[BEGIN]
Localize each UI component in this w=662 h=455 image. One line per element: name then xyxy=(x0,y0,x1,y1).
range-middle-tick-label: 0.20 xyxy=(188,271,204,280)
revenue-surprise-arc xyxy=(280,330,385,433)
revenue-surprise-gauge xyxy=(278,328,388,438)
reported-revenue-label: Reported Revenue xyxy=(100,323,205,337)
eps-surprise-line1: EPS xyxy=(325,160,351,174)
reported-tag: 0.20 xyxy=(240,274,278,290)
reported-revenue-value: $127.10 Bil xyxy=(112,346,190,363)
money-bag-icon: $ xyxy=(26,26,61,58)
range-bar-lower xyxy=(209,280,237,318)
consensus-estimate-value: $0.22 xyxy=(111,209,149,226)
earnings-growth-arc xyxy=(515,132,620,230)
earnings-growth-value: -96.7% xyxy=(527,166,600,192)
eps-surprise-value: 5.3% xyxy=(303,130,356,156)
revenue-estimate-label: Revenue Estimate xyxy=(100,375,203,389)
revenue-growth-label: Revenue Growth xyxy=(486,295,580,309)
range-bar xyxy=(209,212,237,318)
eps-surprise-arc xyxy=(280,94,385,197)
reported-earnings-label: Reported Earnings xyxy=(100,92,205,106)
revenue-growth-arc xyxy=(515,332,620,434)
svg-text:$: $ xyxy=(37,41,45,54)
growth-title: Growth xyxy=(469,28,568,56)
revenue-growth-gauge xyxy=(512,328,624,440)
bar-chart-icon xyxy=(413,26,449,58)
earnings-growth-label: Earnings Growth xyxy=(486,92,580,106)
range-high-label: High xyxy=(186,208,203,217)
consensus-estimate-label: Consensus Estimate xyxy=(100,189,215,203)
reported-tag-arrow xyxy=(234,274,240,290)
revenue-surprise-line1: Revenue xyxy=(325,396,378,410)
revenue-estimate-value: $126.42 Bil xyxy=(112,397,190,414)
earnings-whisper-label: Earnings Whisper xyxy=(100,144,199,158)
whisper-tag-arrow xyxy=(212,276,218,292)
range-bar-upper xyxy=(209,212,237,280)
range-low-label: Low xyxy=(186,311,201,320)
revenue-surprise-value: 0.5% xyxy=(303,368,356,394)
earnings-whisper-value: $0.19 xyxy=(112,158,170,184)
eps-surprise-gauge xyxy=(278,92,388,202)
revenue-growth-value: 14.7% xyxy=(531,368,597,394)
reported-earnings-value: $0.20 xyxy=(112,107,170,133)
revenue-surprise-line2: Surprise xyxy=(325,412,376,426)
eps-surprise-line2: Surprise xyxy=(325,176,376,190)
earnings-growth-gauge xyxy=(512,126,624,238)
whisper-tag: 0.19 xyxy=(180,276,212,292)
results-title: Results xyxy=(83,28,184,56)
[END]
Stated problem →
Write out every line of the records above again, in the same order and without changing a single character.

Right answer →
Localize each UI component in this w=662 h=455 image. One line per element: name then xyxy=(x0,y0,x1,y1).
range-middle-tick-label: 0.20 xyxy=(188,271,204,280)
revenue-surprise-arc xyxy=(280,330,385,433)
revenue-surprise-gauge xyxy=(278,328,388,438)
reported-revenue-label: Reported Revenue xyxy=(100,323,205,337)
eps-surprise-line1: EPS xyxy=(325,160,351,174)
reported-tag: 0.20 xyxy=(240,274,278,290)
reported-revenue-value: $127.10 Bil xyxy=(112,346,190,363)
money-bag-icon: $ xyxy=(26,26,61,58)
range-bar-lower xyxy=(209,280,237,318)
consensus-estimate-value: $0.22 xyxy=(111,209,149,226)
earnings-growth-arc xyxy=(515,132,620,230)
earnings-growth-value: -96.7% xyxy=(527,166,600,192)
eps-surprise-value: 5.3% xyxy=(303,130,356,156)
revenue-estimate-label: Revenue Estimate xyxy=(100,375,203,389)
revenue-growth-label: Revenue Growth xyxy=(486,295,580,309)
range-bar xyxy=(209,212,237,318)
eps-surprise-arc xyxy=(280,94,385,197)
reported-earnings-label: Reported Earnings xyxy=(100,92,205,106)
revenue-growth-arc xyxy=(515,332,620,434)
svg-text:$: $ xyxy=(37,41,45,54)
growth-title: Growth xyxy=(469,28,568,56)
revenue-growth-gauge xyxy=(512,328,624,440)
bar-chart-icon xyxy=(413,26,449,58)
earnings-growth-label: Earnings Growth xyxy=(486,92,580,106)
range-high-label: High xyxy=(186,208,203,217)
consensus-estimate-label: Consensus Estimate xyxy=(100,189,215,203)
reported-tag-arrow xyxy=(234,274,240,290)
revenue-surprise-line1: Revenue xyxy=(325,396,378,410)
revenue-estimate-value: $126.42 Bil xyxy=(112,397,190,414)
earnings-whisper-label: Earnings Whisper xyxy=(100,144,199,158)
whisper-tag-arrow xyxy=(212,276,218,292)
range-bar-upper xyxy=(209,212,237,280)
range-low-label: Low xyxy=(186,311,201,320)
revenue-surprise-value: 0.5% xyxy=(303,368,356,394)
earnings-whisper-value: $0.19 xyxy=(112,158,170,184)
eps-surprise-gauge xyxy=(278,92,388,202)
revenue-growth-value: 14.7% xyxy=(531,368,597,394)
reported-earnings-value: $0.20 xyxy=(112,107,170,133)
revenue-surprise-line2: Surprise xyxy=(325,412,376,426)
eps-surprise-line2: Surprise xyxy=(325,176,376,190)
earnings-growth-gauge xyxy=(512,126,624,238)
whisper-tag: 0.19 xyxy=(180,276,212,292)
results-title: Results xyxy=(83,28,184,56)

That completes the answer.